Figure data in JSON

────────────────────

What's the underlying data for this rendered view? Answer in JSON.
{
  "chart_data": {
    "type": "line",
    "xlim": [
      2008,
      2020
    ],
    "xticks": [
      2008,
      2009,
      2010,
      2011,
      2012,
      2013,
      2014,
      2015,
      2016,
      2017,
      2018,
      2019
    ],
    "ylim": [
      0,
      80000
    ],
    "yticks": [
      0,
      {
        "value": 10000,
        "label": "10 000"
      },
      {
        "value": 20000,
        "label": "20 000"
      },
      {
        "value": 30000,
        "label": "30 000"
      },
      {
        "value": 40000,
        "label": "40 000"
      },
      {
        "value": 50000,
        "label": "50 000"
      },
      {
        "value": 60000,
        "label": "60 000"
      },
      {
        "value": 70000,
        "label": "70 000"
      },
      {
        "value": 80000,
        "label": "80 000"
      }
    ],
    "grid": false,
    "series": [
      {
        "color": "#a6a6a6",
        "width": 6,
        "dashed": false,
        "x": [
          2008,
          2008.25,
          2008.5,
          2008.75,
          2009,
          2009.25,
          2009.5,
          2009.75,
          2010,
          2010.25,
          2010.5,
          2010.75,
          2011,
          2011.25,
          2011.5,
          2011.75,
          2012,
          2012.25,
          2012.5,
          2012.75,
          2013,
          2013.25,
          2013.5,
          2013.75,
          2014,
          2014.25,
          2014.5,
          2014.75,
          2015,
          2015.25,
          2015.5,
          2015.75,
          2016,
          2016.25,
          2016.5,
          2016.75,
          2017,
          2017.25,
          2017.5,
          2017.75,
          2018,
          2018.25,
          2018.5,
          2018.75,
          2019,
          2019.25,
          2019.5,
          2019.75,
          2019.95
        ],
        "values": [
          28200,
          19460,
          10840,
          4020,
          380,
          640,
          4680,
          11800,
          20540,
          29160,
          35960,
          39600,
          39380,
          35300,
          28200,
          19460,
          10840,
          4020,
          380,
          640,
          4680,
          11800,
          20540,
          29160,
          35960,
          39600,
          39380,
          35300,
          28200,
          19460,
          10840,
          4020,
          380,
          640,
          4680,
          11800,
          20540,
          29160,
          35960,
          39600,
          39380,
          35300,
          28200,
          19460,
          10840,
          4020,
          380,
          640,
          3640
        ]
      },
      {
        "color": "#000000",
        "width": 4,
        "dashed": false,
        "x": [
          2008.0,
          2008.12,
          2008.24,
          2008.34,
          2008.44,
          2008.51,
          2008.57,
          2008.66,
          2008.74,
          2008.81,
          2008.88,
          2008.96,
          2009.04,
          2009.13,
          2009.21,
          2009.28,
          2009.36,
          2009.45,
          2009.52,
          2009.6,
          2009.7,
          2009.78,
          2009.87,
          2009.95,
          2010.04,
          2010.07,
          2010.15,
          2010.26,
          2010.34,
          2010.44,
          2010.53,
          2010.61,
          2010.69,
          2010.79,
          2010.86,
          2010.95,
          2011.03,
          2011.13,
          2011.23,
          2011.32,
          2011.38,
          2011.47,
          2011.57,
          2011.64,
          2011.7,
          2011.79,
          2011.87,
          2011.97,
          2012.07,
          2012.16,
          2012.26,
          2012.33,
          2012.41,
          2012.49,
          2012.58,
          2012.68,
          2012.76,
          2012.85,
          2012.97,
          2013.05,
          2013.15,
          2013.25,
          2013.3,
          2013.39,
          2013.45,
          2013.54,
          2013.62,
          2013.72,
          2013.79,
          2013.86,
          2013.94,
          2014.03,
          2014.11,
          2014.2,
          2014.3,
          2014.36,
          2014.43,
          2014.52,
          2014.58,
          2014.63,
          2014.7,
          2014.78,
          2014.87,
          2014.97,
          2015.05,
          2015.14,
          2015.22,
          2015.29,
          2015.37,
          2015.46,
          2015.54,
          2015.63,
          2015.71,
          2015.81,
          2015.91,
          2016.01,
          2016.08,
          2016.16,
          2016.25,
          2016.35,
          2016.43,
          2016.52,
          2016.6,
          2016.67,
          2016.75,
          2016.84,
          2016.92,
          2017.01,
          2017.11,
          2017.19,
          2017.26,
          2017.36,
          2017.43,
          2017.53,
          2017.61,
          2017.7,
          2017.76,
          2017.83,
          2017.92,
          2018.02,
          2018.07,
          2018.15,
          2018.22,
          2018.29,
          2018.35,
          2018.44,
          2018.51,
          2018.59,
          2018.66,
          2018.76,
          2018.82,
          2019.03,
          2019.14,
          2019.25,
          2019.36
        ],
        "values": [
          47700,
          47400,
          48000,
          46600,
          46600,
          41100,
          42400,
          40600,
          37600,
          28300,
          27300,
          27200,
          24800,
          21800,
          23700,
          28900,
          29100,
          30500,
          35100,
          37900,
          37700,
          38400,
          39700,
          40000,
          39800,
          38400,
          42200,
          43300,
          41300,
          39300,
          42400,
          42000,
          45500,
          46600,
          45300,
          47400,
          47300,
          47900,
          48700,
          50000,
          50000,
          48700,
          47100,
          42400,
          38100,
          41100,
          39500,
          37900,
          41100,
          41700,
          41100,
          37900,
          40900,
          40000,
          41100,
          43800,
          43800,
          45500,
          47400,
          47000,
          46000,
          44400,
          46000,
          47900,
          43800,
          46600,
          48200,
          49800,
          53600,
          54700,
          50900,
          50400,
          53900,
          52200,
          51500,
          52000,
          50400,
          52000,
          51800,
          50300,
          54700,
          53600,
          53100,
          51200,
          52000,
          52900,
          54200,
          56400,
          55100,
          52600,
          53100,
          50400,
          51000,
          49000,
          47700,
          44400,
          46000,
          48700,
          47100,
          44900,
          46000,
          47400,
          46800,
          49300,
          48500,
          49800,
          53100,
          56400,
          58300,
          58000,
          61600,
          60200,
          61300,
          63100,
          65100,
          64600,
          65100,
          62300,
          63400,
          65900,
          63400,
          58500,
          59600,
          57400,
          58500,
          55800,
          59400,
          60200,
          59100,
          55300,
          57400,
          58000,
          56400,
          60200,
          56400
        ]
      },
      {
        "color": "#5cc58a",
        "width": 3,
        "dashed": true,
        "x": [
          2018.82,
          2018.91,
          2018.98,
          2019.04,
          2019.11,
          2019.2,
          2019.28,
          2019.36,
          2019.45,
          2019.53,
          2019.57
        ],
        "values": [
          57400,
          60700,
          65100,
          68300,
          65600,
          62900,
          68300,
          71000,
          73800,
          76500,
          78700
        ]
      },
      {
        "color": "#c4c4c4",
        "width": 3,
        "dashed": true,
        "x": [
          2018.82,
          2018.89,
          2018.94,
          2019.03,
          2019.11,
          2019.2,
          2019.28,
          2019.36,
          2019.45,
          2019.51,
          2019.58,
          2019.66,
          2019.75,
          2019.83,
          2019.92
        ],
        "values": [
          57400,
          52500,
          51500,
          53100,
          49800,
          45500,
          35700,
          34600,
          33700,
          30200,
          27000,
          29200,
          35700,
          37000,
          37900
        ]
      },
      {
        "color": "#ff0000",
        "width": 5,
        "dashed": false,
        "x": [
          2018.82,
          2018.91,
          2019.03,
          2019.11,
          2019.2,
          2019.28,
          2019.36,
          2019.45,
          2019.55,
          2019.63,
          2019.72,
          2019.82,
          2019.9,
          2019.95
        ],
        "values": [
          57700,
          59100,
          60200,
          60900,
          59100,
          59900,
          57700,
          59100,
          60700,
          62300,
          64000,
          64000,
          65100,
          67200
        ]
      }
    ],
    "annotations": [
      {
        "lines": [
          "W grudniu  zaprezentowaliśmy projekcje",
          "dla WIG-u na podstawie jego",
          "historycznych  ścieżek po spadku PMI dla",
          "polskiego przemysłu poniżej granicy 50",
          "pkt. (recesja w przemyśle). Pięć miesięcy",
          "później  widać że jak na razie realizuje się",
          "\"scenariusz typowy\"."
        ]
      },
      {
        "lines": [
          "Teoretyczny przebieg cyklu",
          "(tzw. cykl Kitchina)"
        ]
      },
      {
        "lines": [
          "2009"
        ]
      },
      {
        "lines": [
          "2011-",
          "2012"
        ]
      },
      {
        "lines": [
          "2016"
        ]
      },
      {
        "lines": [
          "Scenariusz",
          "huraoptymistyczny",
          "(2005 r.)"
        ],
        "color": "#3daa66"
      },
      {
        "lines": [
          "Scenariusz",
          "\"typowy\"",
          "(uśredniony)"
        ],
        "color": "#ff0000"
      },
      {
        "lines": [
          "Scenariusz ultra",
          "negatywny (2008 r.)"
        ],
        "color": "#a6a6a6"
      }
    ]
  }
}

────────────────────

**Description of the task:**
Return only those lines of the records that contain the string "label".

**Exercise solution:**
        "label": "10 000"
        "label": "20 000"
        "label": "30 000"
        "label": "40 000"
        "label": "50 000"
        "label": "60 000"
        "label": "70 000"
        "label": "80 000"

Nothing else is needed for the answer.